»»
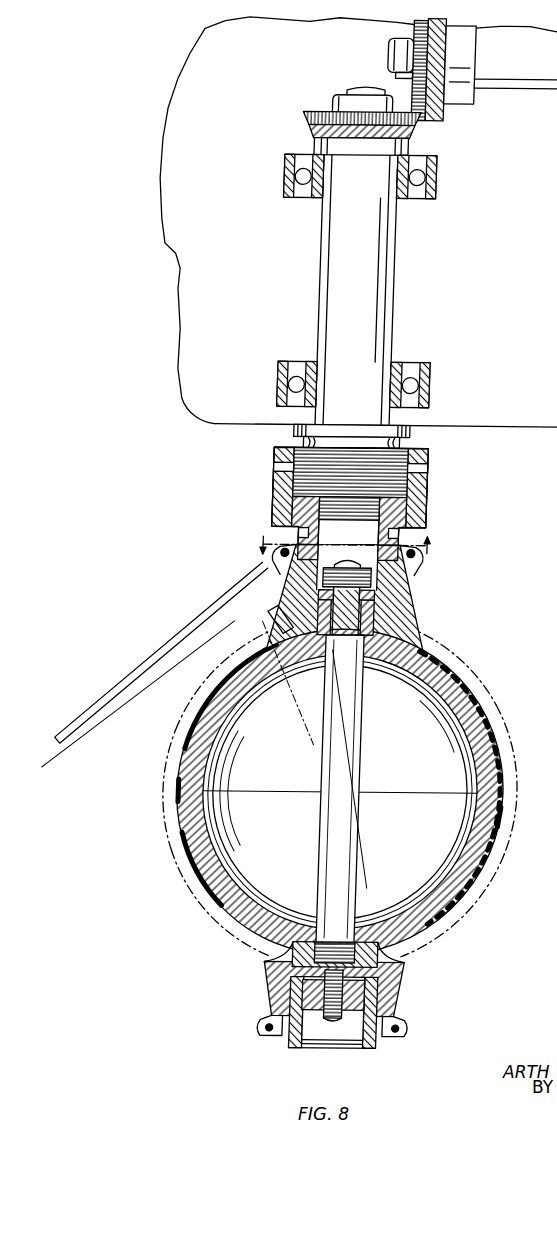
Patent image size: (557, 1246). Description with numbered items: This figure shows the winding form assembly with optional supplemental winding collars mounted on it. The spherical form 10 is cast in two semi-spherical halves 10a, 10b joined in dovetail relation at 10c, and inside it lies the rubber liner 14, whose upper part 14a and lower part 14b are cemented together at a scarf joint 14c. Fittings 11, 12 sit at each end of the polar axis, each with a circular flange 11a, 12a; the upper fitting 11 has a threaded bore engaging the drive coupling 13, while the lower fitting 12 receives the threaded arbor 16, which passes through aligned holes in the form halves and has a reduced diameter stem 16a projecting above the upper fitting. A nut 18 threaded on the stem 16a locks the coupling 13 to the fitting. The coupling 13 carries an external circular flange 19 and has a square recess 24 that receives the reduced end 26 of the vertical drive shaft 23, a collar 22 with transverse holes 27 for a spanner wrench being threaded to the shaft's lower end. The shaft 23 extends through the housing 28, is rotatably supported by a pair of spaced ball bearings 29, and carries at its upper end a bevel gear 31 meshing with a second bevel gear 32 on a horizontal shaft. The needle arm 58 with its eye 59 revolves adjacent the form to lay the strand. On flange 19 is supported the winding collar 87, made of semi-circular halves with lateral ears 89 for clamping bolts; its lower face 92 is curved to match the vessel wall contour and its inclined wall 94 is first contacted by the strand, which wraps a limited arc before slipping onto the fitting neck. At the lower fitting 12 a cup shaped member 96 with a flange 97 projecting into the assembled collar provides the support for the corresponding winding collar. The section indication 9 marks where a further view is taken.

The section line 9- 9 is at (342, 546).
The spherical form 10 is at (187, 850).
The semi-spherical half 10a is at (202, 714).
The semi-spherical half 10b is at (476, 910).
The dovetail joint 10c is at (177, 792).
The fitting 11 is at (257, 626).
The flange 11a is at (368, 661).
The fitting 12 is at (411, 962).
The flange 12a is at (378, 938).
The drive coupling 13 is at (399, 530).
The inner rubber liner 14 is at (505, 752).
The upper semi-spherical part 14a is at (185, 742).
The lower semi-spherical part 14b is at (203, 890).
The scarf joint 14c is at (191, 812).
The arbor 16 is at (359, 762).
The reduced diameter stem 16a is at (344, 648).
The nut 18 is at (394, 600).
The external circular flange 19 is at (398, 585).
The collar 22 is at (418, 502).
The vertical drive shaft 23 is at (375, 270).
The recess 24 is at (292, 535).
The reduced end 26 is at (284, 517).
The transverse holes 27 is at (264, 468).
The housing 28 is at (193, 426).
The ball bearings 29 is at (412, 200).
The bevel gear 31 is at (296, 114).
The second bevel gear 32 is at (384, 86).
The needle arm 58 is at (182, 637).
The eye 59 is at (261, 570).
The winding collar 87 is at (372, 608).
The lateral ears 89 is at (404, 558).
The curved lower face 92 is at (427, 640).
The inclined wall 94 is at (287, 620).
The cup shaped member 96 is at (386, 1042).
The flange 97 is at (277, 1012).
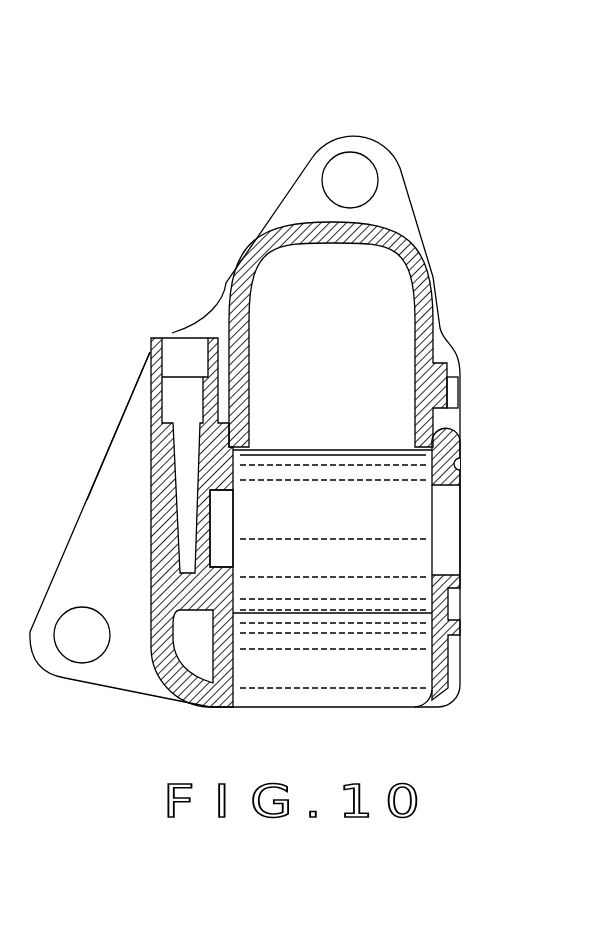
««
■ **REQUIREMENTS**: Reproduce every line of the entries above verbatim, omitting the pictures.

■ **TASK RESPONSE**:
Patent image size: (557, 1246). Description with numbered items: This figure shows the winding form assembly with optional supplemental winding collars mounted on it. The spherical form 10 is cast in two semi-spherical halves 10a, 10b joined in dovetail relation at 10c, and inside it lies the rubber liner 14, whose upper part 14a and lower part 14b are cemented together at a scarf joint 14c. Fittings 11, 12 sit at each end of the polar axis, each with a circular flange 11a, 12a; the upper fitting 11 has a threaded bore engaging the drive coupling 13, while the lower fitting 12 receives the threaded arbor 16, which passes through aligned holes in the form halves and has a reduced diameter stem 16a projecting above the upper fitting. A nut 18 threaded on the stem 16a locks the coupling 13 to the fitting. The coupling 13 carries an external circular flange 19 and has a square recess 24 that receives the reduced end 26 of the vertical drive shaft 23, a collar 22 with transverse holes 27 for a spanner wrench being threaded to the shaft's lower end. The shaft 23 extends through the housing 28, is rotatably supported by a pair of spaced ball bearings 29, and carries at its upper end a bevel gear 31 meshing with a second bevel gear 32 on a horizontal shaft. The needle arm 58 with its eye 59 revolves adjacent the form to lay the strand. On flange 19 is supported the winding collar 87, made of semi-circular halves with lateral ears 89 for clamping bolts; its lower face 92 is curved to match the vessel wall contour and its inclined wall 94 is first contacted by the strand, which wraps a limited arc before slipping onto the fitting neck. At the lower fitting 12 a cup shaped member 96 with a flange 97 projecting into the assembled collar provides the support for the corresponding winding collar. The section indication 9 marks where a further view is taken.

The section line 9- 9 is at (342, 546).
The spherical form 10 is at (187, 850).
The semi-spherical half 10a is at (202, 714).
The semi-spherical half 10b is at (476, 910).
The dovetail joint 10c is at (177, 792).
The fitting 11 is at (257, 626).
The flange 11a is at (368, 661).
The fitting 12 is at (411, 962).
The flange 12a is at (378, 938).
The drive coupling 13 is at (399, 530).
The inner rubber liner 14 is at (505, 752).
The upper semi-spherical part 14a is at (185, 742).
The lower semi-spherical part 14b is at (203, 890).
The scarf joint 14c is at (191, 812).
The arbor 16 is at (359, 762).
The reduced diameter stem 16a is at (344, 648).
The nut 18 is at (394, 600).
The external circular flange 19 is at (398, 585).
The collar 22 is at (418, 502).
The vertical drive shaft 23 is at (375, 270).
The recess 24 is at (292, 535).
The reduced end 26 is at (284, 517).
The transverse holes 27 is at (264, 468).
The housing 28 is at (193, 426).
The ball bearings 29 is at (412, 200).
The bevel gear 31 is at (296, 114).
The second bevel gear 32 is at (384, 86).
The needle arm 58 is at (182, 637).
The eye 59 is at (261, 570).
The winding collar 87 is at (372, 608).
The lateral ears 89 is at (404, 558).
The curved lower face 92 is at (427, 640).
The inclined wall 94 is at (287, 620).
The cup shaped member 96 is at (386, 1042).
The flange 97 is at (277, 1012).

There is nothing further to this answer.